— Start of DATA SHOWN —
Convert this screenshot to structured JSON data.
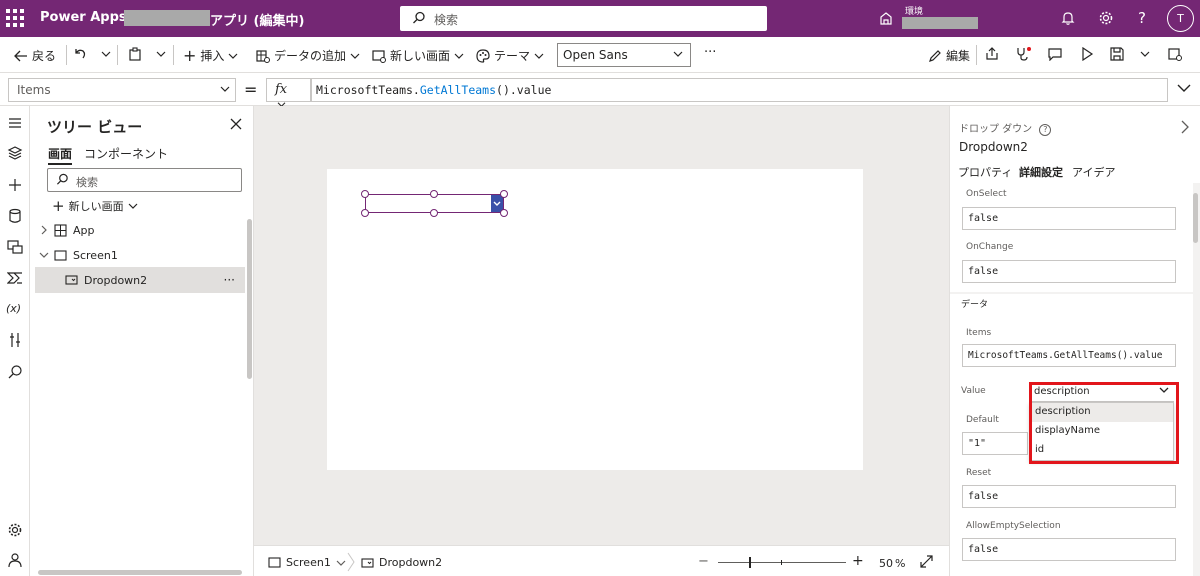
{
  "header": {
    "brand": "Power Apps",
    "separator": "|",
    "app_name": "アプリ (編集中)",
    "search_placeholder": "検索",
    "env_label": "環境",
    "avatar_initial": "T"
  },
  "commands": {
    "back": "戻る",
    "insert": "挿入",
    "add_data": "データの追加",
    "new_screen": "新しい画面",
    "theme": "テーマ",
    "font": "Open Sans",
    "more": "···",
    "edit": "編集"
  },
  "formula_bar": {
    "property": "Items",
    "equals": "=",
    "fx": "fx",
    "formula_prefix": "MicrosoftTeams.",
    "formula_fn": "GetAllTeams",
    "formula_suffix": "().value"
  },
  "tree": {
    "title": "ツリー ビュー",
    "tabs": [
      "画面",
      "コンポーネント"
    ],
    "search_placeholder": "検索",
    "new_screen": "新しい画面",
    "items": [
      {
        "label": "App"
      },
      {
        "label": "Screen1"
      },
      {
        "label": "Dropdown2"
      }
    ],
    "more": "···"
  },
  "status": {
    "screen": "Screen1",
    "control": "Dropdown2",
    "zoom_minus": "−",
    "zoom_plus": "+",
    "zoom": "50",
    "zoom_unit": "%"
  },
  "properties": {
    "control_type": "ドロップ ダウン",
    "control_name": "Dropdown2",
    "tabs": [
      "プロパティ",
      "詳細設定",
      "アイデア"
    ],
    "on_select_label": "OnSelect",
    "on_select_value": "false",
    "on_change_label": "OnChange",
    "on_change_value": "false",
    "data_section": "データ",
    "items_label": "Items",
    "items_value": "MicrosoftTeams.GetAllTeams().value",
    "value_label": "Value",
    "value_selected": "description",
    "value_options": [
      "description",
      "displayName",
      "id"
    ],
    "default_label": "Default",
    "default_value": "\"1\"",
    "reset_label": "Reset",
    "reset_value": "false",
    "allow_empty_label": "AllowEmptySelection",
    "allow_empty_value": "false"
  },
  "colors": {
    "brand": "#742774",
    "highlight": "#e2151b",
    "dropdown_button": "#3a50a8"
  }
}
— End of DATA SHOWN —
▸ **YOUR OBJECTIVE**:
Each line of the data should be quoted exactly, with pictures left out.

▸ **COMPLETE RESPONSE**:
Convert this screenshot to structured JSON data.
{
  "header": {
    "brand": "Power Apps",
    "separator": "|",
    "app_name": "アプリ (編集中)",
    "search_placeholder": "検索",
    "env_label": "環境",
    "avatar_initial": "T"
  },
  "commands": {
    "back": "戻る",
    "insert": "挿入",
    "add_data": "データの追加",
    "new_screen": "新しい画面",
    "theme": "テーマ",
    "font": "Open Sans",
    "more": "···",
    "edit": "編集"
  },
  "formula_bar": {
    "property": "Items",
    "equals": "=",
    "fx": "fx",
    "formula_prefix": "MicrosoftTeams.",
    "formula_fn": "GetAllTeams",
    "formula_suffix": "().value"
  },
  "tree": {
    "title": "ツリー ビュー",
    "tabs": [
      "画面",
      "コンポーネント"
    ],
    "search_placeholder": "検索",
    "new_screen": "新しい画面",
    "items": [
      {
        "label": "App"
      },
      {
        "label": "Screen1"
      },
      {
        "label": "Dropdown2"
      }
    ],
    "more": "···"
  },
  "status": {
    "screen": "Screen1",
    "control": "Dropdown2",
    "zoom_minus": "−",
    "zoom_plus": "+",
    "zoom": "50",
    "zoom_unit": "%"
  },
  "properties": {
    "control_type": "ドロップ ダウン",
    "control_name": "Dropdown2",
    "tabs": [
      "プロパティ",
      "詳細設定",
      "アイデア"
    ],
    "on_select_label": "OnSelect",
    "on_select_value": "false",
    "on_change_label": "OnChange",
    "on_change_value": "false",
    "data_section": "データ",
    "items_label": "Items",
    "items_value": "MicrosoftTeams.GetAllTeams().value",
    "value_label": "Value",
    "value_selected": "description",
    "value_options": [
      "description",
      "displayName",
      "id"
    ],
    "default_label": "Default",
    "default_value": "\"1\"",
    "reset_label": "Reset",
    "reset_value": "false",
    "allow_empty_label": "AllowEmptySelection",
    "allow_empty_value": "false"
  },
  "colors": {
    "brand": "#742774",
    "highlight": "#e2151b",
    "dropdown_button": "#3a50a8"
  }
}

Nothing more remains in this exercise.